Exercise brief:
Would you set down every entry shown below, precisely as written?

──────── Data for processing ────────

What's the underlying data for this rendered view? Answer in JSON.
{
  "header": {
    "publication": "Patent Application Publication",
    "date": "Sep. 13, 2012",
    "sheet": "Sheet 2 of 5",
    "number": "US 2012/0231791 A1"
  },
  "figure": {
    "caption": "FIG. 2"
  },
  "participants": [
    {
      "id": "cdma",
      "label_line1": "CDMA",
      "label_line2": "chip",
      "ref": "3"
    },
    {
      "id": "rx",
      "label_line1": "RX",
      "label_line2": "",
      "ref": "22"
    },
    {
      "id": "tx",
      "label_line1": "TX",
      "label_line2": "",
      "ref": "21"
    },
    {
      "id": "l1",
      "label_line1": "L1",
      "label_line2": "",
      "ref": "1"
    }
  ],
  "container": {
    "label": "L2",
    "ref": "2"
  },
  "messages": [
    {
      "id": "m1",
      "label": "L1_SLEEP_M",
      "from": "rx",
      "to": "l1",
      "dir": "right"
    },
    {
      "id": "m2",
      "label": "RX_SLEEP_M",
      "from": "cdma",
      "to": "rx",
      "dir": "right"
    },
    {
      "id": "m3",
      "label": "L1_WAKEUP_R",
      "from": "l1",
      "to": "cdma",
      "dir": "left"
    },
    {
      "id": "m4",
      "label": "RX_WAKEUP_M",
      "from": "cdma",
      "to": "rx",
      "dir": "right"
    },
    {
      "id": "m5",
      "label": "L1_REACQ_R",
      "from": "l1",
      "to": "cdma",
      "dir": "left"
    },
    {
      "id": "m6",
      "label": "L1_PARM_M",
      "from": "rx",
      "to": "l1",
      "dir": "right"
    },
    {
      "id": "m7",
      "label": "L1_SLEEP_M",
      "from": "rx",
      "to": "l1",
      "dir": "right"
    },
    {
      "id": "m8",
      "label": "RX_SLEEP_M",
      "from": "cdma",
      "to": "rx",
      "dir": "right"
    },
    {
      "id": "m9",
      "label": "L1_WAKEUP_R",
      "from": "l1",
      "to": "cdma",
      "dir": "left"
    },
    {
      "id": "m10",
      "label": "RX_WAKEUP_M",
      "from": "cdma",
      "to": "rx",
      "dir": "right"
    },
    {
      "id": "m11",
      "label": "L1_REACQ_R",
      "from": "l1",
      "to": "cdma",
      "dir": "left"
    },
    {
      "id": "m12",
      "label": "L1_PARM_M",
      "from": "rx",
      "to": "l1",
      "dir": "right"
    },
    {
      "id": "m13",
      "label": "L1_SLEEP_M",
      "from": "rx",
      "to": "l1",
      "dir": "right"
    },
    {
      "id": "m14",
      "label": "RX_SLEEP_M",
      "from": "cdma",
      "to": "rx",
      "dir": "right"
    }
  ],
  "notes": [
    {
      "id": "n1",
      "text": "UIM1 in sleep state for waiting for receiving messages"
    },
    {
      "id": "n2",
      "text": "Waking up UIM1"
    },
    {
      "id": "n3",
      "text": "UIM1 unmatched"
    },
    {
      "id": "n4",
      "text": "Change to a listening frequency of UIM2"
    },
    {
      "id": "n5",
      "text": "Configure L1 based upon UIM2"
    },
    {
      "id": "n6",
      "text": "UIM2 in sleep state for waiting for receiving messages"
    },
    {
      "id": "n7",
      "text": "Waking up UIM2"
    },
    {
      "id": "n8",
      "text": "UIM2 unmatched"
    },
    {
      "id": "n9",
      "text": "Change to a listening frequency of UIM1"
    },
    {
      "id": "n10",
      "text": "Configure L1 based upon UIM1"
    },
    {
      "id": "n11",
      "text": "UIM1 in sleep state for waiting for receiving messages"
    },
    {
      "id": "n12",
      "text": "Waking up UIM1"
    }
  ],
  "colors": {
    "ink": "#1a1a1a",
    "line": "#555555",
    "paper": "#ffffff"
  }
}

────────

Complete response:
What's the underlying data for this rendered view? Answer in JSON.
{
  "header": {
    "publication": "Patent Application Publication",
    "date": "Sep. 13, 2012",
    "sheet": "Sheet 2 of 5",
    "number": "US 2012/0231791 A1"
  },
  "figure": {
    "caption": "FIG. 2"
  },
  "participants": [
    {
      "id": "cdma",
      "label_line1": "CDMA",
      "label_line2": "chip",
      "ref": "3"
    },
    {
      "id": "rx",
      "label_line1": "RX",
      "label_line2": "",
      "ref": "22"
    },
    {
      "id": "tx",
      "label_line1": "TX",
      "label_line2": "",
      "ref": "21"
    },
    {
      "id": "l1",
      "label_line1": "L1",
      "label_line2": "",
      "ref": "1"
    }
  ],
  "container": {
    "label": "L2",
    "ref": "2"
  },
  "messages": [
    {
      "id": "m1",
      "label": "L1_SLEEP_M",
      "from": "rx",
      "to": "l1",
      "dir": "right"
    },
    {
      "id": "m2",
      "label": "RX_SLEEP_M",
      "from": "cdma",
      "to": "rx",
      "dir": "right"
    },
    {
      "id": "m3",
      "label": "L1_WAKEUP_R",
      "from": "l1",
      "to": "cdma",
      "dir": "left"
    },
    {
      "id": "m4",
      "label": "RX_WAKEUP_M",
      "from": "cdma",
      "to": "rx",
      "dir": "right"
    },
    {
      "id": "m5",
      "label": "L1_REACQ_R",
      "from": "l1",
      "to": "cdma",
      "dir": "left"
    },
    {
      "id": "m6",
      "label": "L1_PARM_M",
      "from": "rx",
      "to": "l1",
      "dir": "right"
    },
    {
      "id": "m7",
      "label": "L1_SLEEP_M",
      "from": "rx",
      "to": "l1",
      "dir": "right"
    },
    {
      "id": "m8",
      "label": "RX_SLEEP_M",
      "from": "cdma",
      "to": "rx",
      "dir": "right"
    },
    {
      "id": "m9",
      "label": "L1_WAKEUP_R",
      "from": "l1",
      "to": "cdma",
      "dir": "left"
    },
    {
      "id": "m10",
      "label": "RX_WAKEUP_M",
      "from": "cdma",
      "to": "rx",
      "dir": "right"
    },
    {
      "id": "m11",
      "label": "L1_REACQ_R",
      "from": "l1",
      "to": "cdma",
      "dir": "left"
    },
    {
      "id": "m12",
      "label": "L1_PARM_M",
      "from": "rx",
      "to": "l1",
      "dir": "right"
    },
    {
      "id": "m13",
      "label": "L1_SLEEP_M",
      "from": "rx",
      "to": "l1",
      "dir": "right"
    },
    {
      "id": "m14",
      "label": "RX_SLEEP_M",
      "from": "cdma",
      "to": "rx",
      "dir": "right"
    }
  ],
  "notes": [
    {
      "id": "n1",
      "text": "UIM1 in sleep state for waiting for receiving messages"
    },
    {
      "id": "n2",
      "text": "Waking up UIM1"
    },
    {
      "id": "n3",
      "text": "UIM1 unmatched"
    },
    {
      "id": "n4",
      "text": "Change to a listening frequency of UIM2"
    },
    {
      "id": "n5",
      "text": "Configure L1 based upon UIM2"
    },
    {
      "id": "n6",
      "text": "UIM2 in sleep state for waiting for receiving messages"
    },
    {
      "id": "n7",
      "text": "Waking up UIM2"
    },
    {
      "id": "n8",
      "text": "UIM2 unmatched"
    },
    {
      "id": "n9",
      "text": "Change to a listening frequency of UIM1"
    },
    {
      "id": "n10",
      "text": "Configure L1 based upon UIM1"
    },
    {
      "id": "n11",
      "text": "UIM1 in sleep state for waiting for receiving messages"
    },
    {
      "id": "n12",
      "text": "Waking up UIM1"
    }
  ],
  "colors": {
    "ink": "#1a1a1a",
    "line": "#555555",
    "paper": "#ffffff"
  }
}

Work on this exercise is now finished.